- [Data listing]:
»»

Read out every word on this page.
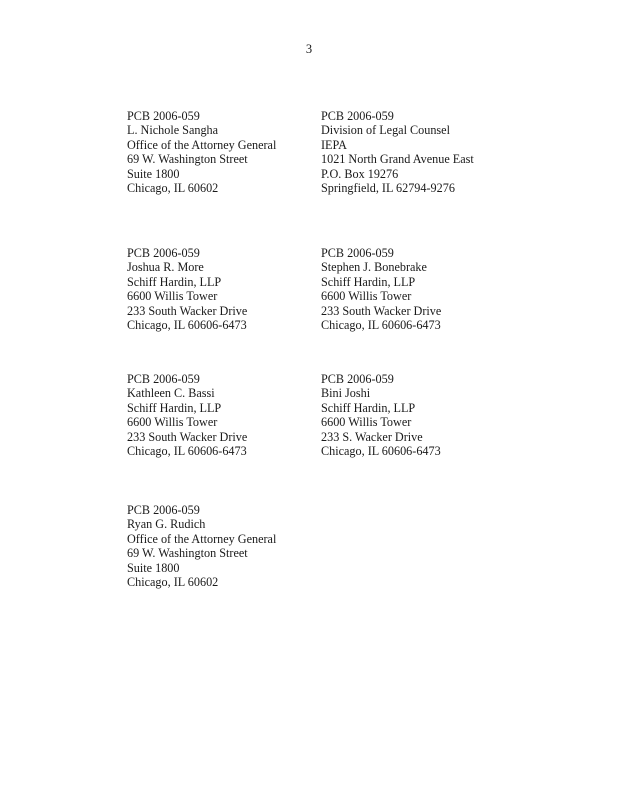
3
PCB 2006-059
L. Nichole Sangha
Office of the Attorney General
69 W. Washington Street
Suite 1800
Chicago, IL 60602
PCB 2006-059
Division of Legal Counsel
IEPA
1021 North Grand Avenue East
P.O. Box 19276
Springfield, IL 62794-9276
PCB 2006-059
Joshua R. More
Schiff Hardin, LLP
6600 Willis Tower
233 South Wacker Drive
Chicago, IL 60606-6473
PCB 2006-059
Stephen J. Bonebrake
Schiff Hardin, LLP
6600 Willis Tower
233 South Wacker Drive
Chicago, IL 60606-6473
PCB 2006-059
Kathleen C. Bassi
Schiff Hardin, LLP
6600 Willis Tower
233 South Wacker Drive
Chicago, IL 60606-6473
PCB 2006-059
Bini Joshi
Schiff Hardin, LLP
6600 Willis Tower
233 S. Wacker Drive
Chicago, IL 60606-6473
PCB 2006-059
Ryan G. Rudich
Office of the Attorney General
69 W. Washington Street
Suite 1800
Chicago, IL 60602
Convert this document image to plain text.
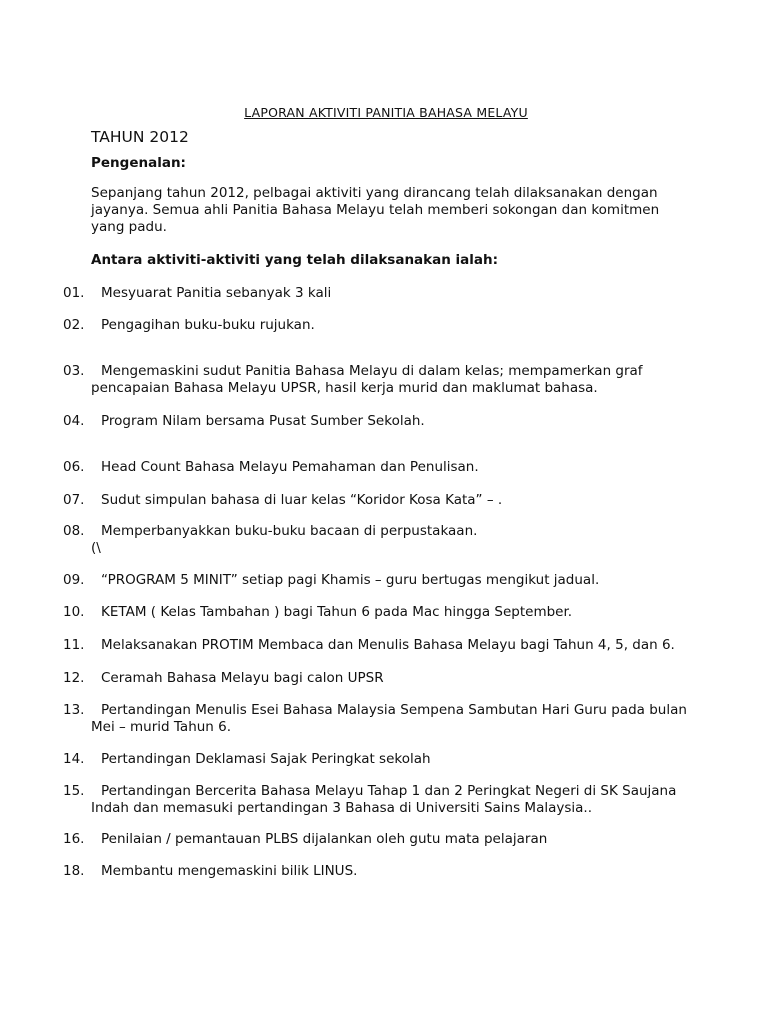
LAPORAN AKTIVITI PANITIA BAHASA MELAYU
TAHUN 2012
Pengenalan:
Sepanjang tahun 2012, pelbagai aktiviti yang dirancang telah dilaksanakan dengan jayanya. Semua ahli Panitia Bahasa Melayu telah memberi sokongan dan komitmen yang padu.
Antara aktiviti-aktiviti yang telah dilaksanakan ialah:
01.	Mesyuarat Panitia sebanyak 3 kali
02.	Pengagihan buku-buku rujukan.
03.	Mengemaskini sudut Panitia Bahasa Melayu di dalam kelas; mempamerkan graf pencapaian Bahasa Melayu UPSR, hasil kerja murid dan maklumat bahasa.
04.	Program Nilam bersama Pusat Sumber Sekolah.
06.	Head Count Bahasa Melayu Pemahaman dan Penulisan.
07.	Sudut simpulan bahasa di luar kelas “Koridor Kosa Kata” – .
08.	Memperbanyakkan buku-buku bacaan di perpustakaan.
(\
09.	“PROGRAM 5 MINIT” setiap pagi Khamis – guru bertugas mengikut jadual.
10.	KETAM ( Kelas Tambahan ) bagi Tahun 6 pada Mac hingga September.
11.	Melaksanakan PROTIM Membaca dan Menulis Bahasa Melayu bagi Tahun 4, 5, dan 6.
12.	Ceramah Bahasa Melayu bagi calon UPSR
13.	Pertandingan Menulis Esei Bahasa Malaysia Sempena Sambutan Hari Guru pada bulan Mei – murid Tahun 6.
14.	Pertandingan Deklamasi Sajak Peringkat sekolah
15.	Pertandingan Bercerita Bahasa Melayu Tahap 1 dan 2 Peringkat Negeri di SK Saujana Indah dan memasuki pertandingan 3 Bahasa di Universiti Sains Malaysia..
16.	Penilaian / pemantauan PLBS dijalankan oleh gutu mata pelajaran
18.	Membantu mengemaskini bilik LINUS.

««

Using the listing above, show every line that includes the string "Pertandingan".

- [Answer to this exercise]:
13.	Pertandingan Menulis Esei Bahasa Malaysia Sempena Sambutan Hari Guru pada bulan Mei – murid Tahun 6.
14.	Pertandingan Deklamasi Sajak Peringkat sekolah
15.	Pertandingan Bercerita Bahasa Melayu Tahap 1 dan 2 Peringkat Negeri di SK Saujana Indah dan memasuki pertandingan 3 Bahasa di Universiti Sains Malaysia..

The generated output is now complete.